*Do this*
All of the material below is to be retyped exactly.

(Stored items from a collection)
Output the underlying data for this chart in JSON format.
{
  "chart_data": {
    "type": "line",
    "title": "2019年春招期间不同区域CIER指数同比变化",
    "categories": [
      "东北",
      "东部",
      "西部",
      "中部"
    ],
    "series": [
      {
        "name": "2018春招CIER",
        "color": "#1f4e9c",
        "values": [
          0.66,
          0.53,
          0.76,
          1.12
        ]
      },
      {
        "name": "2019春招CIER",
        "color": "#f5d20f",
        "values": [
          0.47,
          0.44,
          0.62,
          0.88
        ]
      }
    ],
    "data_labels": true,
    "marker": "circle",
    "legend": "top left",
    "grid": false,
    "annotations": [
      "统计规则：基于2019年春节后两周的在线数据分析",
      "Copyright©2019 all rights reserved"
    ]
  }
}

*Result of this task*
Output the underlying data for this chart in JSON format.
{
  "chart_data": {
    "type": "line",
    "title": "2019年春招期间不同区域CIER指数同比变化",
    "categories": [
      "东北",
      "东部",
      "西部",
      "中部"
    ],
    "series": [
      {
        "name": "2018春招CIER",
        "color": "#1f4e9c",
        "values": [
          0.66,
          0.53,
          0.76,
          1.12
        ]
      },
      {
        "name": "2019春招CIER",
        "color": "#f5d20f",
        "values": [
          0.47,
          0.44,
          0.62,
          0.88
        ]
      }
    ],
    "data_labels": true,
    "marker": "circle",
    "legend": "top left",
    "grid": false,
    "annotations": [
      "统计规则：基于2019年春节后两周的在线数据分析",
      "Copyright©2019 all rights reserved"
    ]
  }
}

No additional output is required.